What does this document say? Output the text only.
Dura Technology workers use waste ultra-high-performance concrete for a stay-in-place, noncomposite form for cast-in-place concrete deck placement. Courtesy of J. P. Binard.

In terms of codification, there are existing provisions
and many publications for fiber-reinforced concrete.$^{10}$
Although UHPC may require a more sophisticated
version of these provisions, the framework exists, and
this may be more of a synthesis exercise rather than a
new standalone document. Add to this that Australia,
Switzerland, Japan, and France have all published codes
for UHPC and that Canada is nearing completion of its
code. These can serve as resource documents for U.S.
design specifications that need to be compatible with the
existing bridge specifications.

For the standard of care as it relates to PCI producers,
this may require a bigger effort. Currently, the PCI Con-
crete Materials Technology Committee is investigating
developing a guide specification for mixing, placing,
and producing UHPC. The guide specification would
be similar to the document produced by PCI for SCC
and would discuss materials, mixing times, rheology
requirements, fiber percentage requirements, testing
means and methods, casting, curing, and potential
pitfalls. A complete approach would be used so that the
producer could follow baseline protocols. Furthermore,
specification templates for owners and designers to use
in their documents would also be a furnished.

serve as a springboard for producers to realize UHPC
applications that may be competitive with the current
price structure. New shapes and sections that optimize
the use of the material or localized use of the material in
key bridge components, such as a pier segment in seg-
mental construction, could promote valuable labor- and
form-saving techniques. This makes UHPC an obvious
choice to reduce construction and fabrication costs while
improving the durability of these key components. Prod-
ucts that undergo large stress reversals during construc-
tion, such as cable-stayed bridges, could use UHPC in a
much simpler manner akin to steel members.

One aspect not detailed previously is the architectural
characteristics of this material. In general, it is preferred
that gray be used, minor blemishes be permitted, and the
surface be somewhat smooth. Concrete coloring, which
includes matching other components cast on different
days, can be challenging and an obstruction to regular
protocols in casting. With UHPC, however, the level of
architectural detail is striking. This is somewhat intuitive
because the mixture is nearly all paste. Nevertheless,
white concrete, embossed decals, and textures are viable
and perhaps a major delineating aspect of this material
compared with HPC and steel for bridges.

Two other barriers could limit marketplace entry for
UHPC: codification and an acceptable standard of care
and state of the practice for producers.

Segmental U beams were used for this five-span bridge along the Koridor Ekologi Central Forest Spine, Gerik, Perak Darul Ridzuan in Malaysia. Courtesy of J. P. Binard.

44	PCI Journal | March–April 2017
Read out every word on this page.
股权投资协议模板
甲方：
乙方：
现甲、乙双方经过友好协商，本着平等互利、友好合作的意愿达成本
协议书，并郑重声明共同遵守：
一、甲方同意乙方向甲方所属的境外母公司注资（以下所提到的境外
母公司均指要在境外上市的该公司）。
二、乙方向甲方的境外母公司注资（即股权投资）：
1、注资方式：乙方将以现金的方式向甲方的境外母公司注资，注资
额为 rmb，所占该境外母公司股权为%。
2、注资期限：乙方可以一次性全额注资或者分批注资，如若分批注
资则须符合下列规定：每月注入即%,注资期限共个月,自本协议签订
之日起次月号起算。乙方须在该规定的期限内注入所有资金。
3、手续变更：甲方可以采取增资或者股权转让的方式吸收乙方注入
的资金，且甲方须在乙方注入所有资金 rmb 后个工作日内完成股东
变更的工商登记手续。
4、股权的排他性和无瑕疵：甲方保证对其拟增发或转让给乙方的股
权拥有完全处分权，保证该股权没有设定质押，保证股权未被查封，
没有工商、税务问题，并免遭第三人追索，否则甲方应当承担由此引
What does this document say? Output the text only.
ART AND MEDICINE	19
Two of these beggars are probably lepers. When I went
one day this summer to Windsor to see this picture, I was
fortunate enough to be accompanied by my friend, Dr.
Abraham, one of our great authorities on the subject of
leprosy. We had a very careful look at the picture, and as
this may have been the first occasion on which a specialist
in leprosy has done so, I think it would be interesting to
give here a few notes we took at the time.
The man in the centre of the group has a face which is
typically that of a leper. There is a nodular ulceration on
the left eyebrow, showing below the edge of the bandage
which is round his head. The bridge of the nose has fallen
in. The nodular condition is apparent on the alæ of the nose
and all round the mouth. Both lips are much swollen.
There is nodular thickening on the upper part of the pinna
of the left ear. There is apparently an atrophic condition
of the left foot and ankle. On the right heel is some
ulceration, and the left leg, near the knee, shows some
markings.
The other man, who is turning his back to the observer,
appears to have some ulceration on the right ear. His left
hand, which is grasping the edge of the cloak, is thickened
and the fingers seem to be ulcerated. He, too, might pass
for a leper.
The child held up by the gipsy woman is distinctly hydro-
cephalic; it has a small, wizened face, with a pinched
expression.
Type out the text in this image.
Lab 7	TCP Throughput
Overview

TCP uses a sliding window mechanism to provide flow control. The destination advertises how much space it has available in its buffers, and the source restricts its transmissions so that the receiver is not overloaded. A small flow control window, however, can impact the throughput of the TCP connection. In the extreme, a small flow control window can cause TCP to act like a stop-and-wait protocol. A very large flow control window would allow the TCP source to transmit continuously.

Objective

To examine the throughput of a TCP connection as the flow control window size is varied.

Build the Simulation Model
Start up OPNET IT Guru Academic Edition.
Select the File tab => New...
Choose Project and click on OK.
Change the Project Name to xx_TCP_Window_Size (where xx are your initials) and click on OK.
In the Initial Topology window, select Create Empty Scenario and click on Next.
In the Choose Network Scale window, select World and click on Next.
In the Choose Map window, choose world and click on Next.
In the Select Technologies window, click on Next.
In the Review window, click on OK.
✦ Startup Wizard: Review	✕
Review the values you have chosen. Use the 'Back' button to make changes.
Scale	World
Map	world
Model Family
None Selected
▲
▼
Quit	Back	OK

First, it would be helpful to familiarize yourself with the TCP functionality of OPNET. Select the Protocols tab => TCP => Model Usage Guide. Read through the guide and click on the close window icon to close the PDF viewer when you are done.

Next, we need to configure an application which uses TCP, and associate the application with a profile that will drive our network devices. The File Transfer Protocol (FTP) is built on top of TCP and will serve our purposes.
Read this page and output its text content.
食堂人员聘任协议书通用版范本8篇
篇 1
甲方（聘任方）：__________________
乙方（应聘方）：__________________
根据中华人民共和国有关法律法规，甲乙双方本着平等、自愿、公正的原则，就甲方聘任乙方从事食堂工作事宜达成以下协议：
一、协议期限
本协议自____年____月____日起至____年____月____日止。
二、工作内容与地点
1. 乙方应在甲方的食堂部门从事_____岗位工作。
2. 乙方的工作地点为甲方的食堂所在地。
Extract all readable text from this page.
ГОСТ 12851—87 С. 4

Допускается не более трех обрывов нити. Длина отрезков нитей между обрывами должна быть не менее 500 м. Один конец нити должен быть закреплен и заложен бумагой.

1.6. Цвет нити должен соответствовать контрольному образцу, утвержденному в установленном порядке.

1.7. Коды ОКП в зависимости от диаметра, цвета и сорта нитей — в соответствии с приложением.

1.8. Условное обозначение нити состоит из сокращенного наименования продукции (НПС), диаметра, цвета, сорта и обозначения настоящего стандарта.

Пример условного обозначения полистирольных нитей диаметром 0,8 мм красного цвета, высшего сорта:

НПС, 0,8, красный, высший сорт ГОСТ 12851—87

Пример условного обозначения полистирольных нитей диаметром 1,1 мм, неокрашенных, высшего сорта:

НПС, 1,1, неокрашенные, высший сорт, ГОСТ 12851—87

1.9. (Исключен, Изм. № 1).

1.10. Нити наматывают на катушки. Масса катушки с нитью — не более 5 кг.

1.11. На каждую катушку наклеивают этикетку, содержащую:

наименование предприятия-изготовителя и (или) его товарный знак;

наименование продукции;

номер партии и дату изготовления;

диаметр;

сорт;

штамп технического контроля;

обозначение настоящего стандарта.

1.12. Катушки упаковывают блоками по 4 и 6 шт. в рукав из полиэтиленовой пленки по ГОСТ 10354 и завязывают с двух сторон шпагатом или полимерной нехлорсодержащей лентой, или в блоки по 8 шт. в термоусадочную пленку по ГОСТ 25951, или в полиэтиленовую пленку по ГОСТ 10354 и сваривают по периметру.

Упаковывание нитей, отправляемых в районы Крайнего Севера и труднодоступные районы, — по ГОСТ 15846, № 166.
__________
- PROMPT -
A line counts if it holds the word "более". How many lines of the entries count? Give the number only.

- SOLUTION -
2